⟨

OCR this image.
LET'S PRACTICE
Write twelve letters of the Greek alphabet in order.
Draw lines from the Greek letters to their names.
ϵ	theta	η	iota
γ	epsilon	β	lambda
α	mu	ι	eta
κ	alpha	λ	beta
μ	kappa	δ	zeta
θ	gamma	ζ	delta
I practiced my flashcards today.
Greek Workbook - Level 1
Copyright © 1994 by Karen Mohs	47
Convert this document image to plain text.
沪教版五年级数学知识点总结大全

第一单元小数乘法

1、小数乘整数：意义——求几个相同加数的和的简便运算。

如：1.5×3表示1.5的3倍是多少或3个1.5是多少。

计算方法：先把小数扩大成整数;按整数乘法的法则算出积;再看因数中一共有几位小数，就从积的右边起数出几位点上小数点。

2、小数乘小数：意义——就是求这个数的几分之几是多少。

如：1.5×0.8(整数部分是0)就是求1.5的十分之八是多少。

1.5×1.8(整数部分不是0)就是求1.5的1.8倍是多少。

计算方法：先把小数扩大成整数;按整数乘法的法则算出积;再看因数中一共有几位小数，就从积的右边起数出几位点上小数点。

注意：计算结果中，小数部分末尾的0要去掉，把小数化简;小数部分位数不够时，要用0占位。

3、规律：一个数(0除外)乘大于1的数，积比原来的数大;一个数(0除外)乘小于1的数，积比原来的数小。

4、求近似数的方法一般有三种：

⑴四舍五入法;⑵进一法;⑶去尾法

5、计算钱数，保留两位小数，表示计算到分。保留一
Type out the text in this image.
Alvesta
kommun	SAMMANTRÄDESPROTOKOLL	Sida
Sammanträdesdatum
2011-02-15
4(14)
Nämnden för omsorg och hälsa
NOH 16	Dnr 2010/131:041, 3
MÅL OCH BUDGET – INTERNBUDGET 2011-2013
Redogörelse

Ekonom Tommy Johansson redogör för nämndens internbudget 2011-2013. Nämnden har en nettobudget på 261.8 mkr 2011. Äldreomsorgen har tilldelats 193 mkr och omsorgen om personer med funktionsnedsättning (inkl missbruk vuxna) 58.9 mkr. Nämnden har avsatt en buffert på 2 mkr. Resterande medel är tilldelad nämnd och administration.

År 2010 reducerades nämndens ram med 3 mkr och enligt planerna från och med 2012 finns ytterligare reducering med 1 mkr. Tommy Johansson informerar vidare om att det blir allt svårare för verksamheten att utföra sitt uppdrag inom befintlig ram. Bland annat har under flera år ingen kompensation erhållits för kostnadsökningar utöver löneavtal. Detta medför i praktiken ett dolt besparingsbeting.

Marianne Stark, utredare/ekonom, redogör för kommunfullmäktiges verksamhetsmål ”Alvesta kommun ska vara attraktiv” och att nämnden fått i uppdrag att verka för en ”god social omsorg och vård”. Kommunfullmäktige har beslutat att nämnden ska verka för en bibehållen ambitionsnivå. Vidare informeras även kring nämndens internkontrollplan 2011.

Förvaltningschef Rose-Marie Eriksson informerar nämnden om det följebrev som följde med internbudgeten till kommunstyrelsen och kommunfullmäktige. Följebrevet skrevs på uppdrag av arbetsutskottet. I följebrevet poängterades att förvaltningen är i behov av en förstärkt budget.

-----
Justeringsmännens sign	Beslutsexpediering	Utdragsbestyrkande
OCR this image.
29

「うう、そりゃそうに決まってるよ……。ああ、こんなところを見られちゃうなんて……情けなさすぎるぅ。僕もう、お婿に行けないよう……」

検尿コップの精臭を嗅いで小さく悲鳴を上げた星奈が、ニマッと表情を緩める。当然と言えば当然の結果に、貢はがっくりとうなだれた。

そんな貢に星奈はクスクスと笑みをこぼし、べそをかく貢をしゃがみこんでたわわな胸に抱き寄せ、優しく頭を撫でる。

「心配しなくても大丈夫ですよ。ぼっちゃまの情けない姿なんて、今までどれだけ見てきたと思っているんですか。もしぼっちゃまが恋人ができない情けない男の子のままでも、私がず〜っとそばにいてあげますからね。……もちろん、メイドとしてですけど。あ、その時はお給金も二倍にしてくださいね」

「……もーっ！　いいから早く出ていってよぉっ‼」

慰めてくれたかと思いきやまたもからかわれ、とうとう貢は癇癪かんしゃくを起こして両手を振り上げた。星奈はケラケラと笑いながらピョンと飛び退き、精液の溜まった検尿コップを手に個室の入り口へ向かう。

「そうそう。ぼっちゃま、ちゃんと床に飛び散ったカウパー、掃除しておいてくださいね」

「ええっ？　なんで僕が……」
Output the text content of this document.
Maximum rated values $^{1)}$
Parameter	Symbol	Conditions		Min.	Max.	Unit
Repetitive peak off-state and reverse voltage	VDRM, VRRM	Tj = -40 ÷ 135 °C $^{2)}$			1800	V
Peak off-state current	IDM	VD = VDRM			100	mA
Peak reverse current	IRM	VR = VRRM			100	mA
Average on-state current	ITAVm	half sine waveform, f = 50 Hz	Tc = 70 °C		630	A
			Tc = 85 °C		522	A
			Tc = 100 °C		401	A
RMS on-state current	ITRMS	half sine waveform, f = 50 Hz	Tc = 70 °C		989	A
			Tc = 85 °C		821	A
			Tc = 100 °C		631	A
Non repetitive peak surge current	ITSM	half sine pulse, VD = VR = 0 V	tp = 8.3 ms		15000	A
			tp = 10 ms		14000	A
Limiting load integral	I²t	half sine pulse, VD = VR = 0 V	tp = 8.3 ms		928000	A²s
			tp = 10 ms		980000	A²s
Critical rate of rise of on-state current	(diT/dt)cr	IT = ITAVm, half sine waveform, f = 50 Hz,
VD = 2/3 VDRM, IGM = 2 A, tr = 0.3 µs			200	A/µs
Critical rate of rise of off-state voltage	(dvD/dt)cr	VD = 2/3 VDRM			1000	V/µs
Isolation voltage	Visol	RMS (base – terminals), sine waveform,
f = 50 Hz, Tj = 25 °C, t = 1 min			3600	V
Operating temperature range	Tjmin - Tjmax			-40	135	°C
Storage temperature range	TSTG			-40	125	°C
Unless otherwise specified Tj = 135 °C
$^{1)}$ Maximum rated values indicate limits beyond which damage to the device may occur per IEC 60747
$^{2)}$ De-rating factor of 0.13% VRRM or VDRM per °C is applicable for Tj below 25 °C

⟩

> _EXERCISE OBJECTIVE_
What is the number of lines in the records above that include the word "image"? Reply with that number and nothing more.

> _RESPONSE FOR THIS EXERCISE_
4